Stated goal
Restate the entries below word for word, omitting nothing.

Dataset items:

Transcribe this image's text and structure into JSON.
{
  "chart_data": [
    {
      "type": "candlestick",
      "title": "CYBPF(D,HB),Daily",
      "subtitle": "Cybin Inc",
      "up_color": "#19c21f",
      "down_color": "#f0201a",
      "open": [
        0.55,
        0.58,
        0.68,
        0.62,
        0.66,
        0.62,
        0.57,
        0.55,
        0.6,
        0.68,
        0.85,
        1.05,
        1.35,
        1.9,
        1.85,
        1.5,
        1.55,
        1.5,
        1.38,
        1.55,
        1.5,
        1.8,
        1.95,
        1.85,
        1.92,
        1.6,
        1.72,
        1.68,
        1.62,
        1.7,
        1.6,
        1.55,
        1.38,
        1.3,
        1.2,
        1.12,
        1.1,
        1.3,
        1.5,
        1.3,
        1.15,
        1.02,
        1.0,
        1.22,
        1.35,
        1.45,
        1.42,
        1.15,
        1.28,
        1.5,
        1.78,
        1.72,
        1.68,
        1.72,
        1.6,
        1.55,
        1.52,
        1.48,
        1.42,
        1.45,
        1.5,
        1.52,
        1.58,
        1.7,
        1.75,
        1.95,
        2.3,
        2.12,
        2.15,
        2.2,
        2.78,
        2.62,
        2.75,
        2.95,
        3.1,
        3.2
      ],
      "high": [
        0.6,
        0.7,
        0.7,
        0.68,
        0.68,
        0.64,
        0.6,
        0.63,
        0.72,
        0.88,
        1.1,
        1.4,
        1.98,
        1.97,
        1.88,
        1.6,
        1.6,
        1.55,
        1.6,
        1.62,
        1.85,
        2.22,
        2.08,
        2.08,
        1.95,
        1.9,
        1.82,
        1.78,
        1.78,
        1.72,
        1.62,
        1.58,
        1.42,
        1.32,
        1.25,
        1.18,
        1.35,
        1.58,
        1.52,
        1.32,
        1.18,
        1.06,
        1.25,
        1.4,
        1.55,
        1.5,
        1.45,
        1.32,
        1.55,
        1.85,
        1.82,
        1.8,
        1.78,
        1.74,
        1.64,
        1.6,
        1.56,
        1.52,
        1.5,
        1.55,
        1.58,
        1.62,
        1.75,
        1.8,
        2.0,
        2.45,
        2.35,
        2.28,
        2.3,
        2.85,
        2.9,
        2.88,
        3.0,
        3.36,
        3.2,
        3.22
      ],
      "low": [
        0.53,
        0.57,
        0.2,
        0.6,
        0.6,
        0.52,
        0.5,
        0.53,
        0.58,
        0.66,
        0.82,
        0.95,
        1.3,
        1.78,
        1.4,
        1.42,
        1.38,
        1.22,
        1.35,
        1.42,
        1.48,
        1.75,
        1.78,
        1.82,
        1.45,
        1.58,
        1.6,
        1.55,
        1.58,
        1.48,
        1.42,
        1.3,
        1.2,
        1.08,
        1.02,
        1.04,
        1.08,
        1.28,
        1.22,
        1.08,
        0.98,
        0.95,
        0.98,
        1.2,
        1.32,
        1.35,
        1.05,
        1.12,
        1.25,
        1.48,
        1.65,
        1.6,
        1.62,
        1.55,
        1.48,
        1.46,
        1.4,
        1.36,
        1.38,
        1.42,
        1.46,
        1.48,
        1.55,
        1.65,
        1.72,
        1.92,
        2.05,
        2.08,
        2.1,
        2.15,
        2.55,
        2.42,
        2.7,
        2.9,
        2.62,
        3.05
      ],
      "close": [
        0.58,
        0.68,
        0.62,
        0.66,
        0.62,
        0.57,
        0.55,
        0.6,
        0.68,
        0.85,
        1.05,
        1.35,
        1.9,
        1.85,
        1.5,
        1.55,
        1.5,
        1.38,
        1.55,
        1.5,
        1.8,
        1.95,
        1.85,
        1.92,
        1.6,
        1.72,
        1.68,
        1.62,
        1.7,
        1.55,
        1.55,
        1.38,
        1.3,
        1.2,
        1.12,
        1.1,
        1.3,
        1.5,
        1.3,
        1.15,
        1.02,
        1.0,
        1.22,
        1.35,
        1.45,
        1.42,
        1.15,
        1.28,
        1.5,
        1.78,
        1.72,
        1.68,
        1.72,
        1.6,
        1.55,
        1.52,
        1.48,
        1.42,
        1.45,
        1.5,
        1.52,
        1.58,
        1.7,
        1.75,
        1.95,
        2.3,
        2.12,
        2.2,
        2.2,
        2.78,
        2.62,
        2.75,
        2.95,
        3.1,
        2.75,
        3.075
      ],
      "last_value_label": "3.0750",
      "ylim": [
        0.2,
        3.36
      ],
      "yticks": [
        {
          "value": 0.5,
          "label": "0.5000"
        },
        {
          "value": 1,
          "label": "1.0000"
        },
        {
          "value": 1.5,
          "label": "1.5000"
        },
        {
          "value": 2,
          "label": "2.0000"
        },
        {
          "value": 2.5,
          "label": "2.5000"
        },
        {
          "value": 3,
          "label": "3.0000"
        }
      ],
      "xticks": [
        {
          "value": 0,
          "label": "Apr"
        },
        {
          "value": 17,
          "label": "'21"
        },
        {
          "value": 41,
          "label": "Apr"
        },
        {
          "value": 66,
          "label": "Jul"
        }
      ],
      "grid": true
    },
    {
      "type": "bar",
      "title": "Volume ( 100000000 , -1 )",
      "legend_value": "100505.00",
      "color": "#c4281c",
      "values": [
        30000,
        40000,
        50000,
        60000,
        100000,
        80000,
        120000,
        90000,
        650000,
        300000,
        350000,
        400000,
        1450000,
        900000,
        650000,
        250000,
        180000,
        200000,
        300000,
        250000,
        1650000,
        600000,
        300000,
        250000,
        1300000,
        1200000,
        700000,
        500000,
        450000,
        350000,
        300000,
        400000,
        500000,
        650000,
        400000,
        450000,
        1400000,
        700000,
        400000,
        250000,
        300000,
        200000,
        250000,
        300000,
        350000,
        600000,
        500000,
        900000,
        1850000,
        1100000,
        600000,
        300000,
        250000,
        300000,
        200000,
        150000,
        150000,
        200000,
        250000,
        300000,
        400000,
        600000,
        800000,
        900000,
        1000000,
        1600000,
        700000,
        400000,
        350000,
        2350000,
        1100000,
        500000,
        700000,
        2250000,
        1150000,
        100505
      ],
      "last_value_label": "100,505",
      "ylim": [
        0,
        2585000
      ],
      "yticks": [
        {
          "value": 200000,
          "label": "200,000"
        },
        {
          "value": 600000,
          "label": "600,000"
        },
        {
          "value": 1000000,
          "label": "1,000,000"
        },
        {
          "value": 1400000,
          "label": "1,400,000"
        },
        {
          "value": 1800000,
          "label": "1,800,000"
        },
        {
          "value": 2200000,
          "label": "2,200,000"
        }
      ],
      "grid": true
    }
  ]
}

Solution to the problem
Transcribe this image's text and structure into JSON.
{
  "chart_data": [
    {
      "type": "candlestick",
      "title": "CYBPF(D,HB),Daily",
      "subtitle": "Cybin Inc",
      "up_color": "#19c21f",
      "down_color": "#f0201a",
      "open": [
        0.55,
        0.58,
        0.68,
        0.62,
        0.66,
        0.62,
        0.57,
        0.55,
        0.6,
        0.68,
        0.85,
        1.05,
        1.35,
        1.9,
        1.85,
        1.5,
        1.55,
        1.5,
        1.38,
        1.55,
        1.5,
        1.8,
        1.95,
        1.85,
        1.92,
        1.6,
        1.72,
        1.68,
        1.62,
        1.7,
        1.6,
        1.55,
        1.38,
        1.3,
        1.2,
        1.12,
        1.1,
        1.3,
        1.5,
        1.3,
        1.15,
        1.02,
        1.0,
        1.22,
        1.35,
        1.45,
        1.42,
        1.15,
        1.28,
        1.5,
        1.78,
        1.72,
        1.68,
        1.72,
        1.6,
        1.55,
        1.52,
        1.48,
        1.42,
        1.45,
        1.5,
        1.52,
        1.58,
        1.7,
        1.75,
        1.95,
        2.3,
        2.12,
        2.15,
        2.2,
        2.78,
        2.62,
        2.75,
        2.95,
        3.1,
        3.2
      ],
      "high": [
        0.6,
        0.7,
        0.7,
        0.68,
        0.68,
        0.64,
        0.6,
        0.63,
        0.72,
        0.88,
        1.1,
        1.4,
        1.98,
        1.97,
        1.88,
        1.6,
        1.6,
        1.55,
        1.6,
        1.62,
        1.85,
        2.22,
        2.08,
        2.08,
        1.95,
        1.9,
        1.82,
        1.78,
        1.78,
        1.72,
        1.62,
        1.58,
        1.42,
        1.32,
        1.25,
        1.18,
        1.35,
        1.58,
        1.52,
        1.32,
        1.18,
        1.06,
        1.25,
        1.4,
        1.55,
        1.5,
        1.45,
        1.32,
        1.55,
        1.85,
        1.82,
        1.8,
        1.78,
        1.74,
        1.64,
        1.6,
        1.56,
        1.52,
        1.5,
        1.55,
        1.58,
        1.62,
        1.75,
        1.8,
        2.0,
        2.45,
        2.35,
        2.28,
        2.3,
        2.85,
        2.9,
        2.88,
        3.0,
        3.36,
        3.2,
        3.22
      ],
      "low": [
        0.53,
        0.57,
        0.2,
        0.6,
        0.6,
        0.52,
        0.5,
        0.53,
        0.58,
        0.66,
        0.82,
        0.95,
        1.3,
        1.78,
        1.4,
        1.42,
        1.38,
        1.22,
        1.35,
        1.42,
        1.48,
        1.75,
        1.78,
        1.82,
        1.45,
        1.58,
        1.6,
        1.55,
        1.58,
        1.48,
        1.42,
        1.3,
        1.2,
        1.08,
        1.02,
        1.04,
        1.08,
        1.28,
        1.22,
        1.08,
        0.98,
        0.95,
        0.98,
        1.2,
        1.32,
        1.35,
        1.05,
        1.12,
        1.25,
        1.48,
        1.65,
        1.6,
        1.62,
        1.55,
        1.48,
        1.46,
        1.4,
        1.36,
        1.38,
        1.42,
        1.46,
        1.48,
        1.55,
        1.65,
        1.72,
        1.92,
        2.05,
        2.08,
        2.1,
        2.15,
        2.55,
        2.42,
        2.7,
        2.9,
        2.62,
        3.05
      ],
      "close": [
        0.58,
        0.68,
        0.62,
        0.66,
        0.62,
        0.57,
        0.55,
        0.6,
        0.68,
        0.85,
        1.05,
        1.35,
        1.9,
        1.85,
        1.5,
        1.55,
        1.5,
        1.38,
        1.55,
        1.5,
        1.8,
        1.95,
        1.85,
        1.92,
        1.6,
        1.72,
        1.68,
        1.62,
        1.7,
        1.55,
        1.55,
        1.38,
        1.3,
        1.2,
        1.12,
        1.1,
        1.3,
        1.5,
        1.3,
        1.15,
        1.02,
        1.0,
        1.22,
        1.35,
        1.45,
        1.42,
        1.15,
        1.28,
        1.5,
        1.78,
        1.72,
        1.68,
        1.72,
        1.6,
        1.55,
        1.52,
        1.48,
        1.42,
        1.45,
        1.5,
        1.52,
        1.58,
        1.7,
        1.75,
        1.95,
        2.3,
        2.12,
        2.2,
        2.2,
        2.78,
        2.62,
        2.75,
        2.95,
        3.1,
        2.75,
        3.075
      ],
      "last_value_label": "3.0750",
      "ylim": [
        0.2,
        3.36
      ],
      "yticks": [
        {
          "value": 0.5,
          "label": "0.5000"
        },
        {
          "value": 1,
          "label": "1.0000"
        },
        {
          "value": 1.5,
          "label": "1.5000"
        },
        {
          "value": 2,
          "label": "2.0000"
        },
        {
          "value": 2.5,
          "label": "2.5000"
        },
        {
          "value": 3,
          "label": "3.0000"
        }
      ],
      "xticks": [
        {
          "value": 0,
          "label": "Apr"
        },
        {
          "value": 17,
          "label": "'21"
        },
        {
          "value": 41,
          "label": "Apr"
        },
        {
          "value": 66,
          "label": "Jul"
        }
      ],
      "grid": true
    },
    {
      "type": "bar",
      "title": "Volume ( 100000000 , -1 )",
      "legend_value": "100505.00",
      "color": "#c4281c",
      "values": [
        30000,
        40000,
        50000,
        60000,
        100000,
        80000,
        120000,
        90000,
        650000,
        300000,
        350000,
        400000,
        1450000,
        900000,
        650000,
        250000,
        180000,
        200000,
        300000,
        250000,
        1650000,
        600000,
        300000,
        250000,
        1300000,
        1200000,
        700000,
        500000,
        450000,
        350000,
        300000,
        400000,
        500000,
        650000,
        400000,
        450000,
        1400000,
        700000,
        400000,
        250000,
        300000,
        200000,
        250000,
        300000,
        350000,
        600000,
        500000,
        900000,
        1850000,
        1100000,
        600000,
        300000,
        250000,
        300000,
        200000,
        150000,
        150000,
        200000,
        250000,
        300000,
        400000,
        600000,
        800000,
        900000,
        1000000,
        1600000,
        700000,
        400000,
        350000,
        2350000,
        1100000,
        500000,
        700000,
        2250000,
        1150000,
        100505
      ],
      "last_value_label": "100,505",
      "ylim": [
        0,
        2585000
      ],
      "yticks": [
        {
          "value": 200000,
          "label": "200,000"
        },
        {
          "value": 600000,
          "label": "600,000"
        },
        {
          "value": 1000000,
          "label": "1,000,000"
        },
        {
          "value": 1400000,
          "label": "1,400,000"
        },
        {
          "value": 1800000,
          "label": "1,800,000"
        },
        {
          "value": 2200000,
          "label": "2,200,000"
        }
      ],
      "grid": true
    }
  ]
}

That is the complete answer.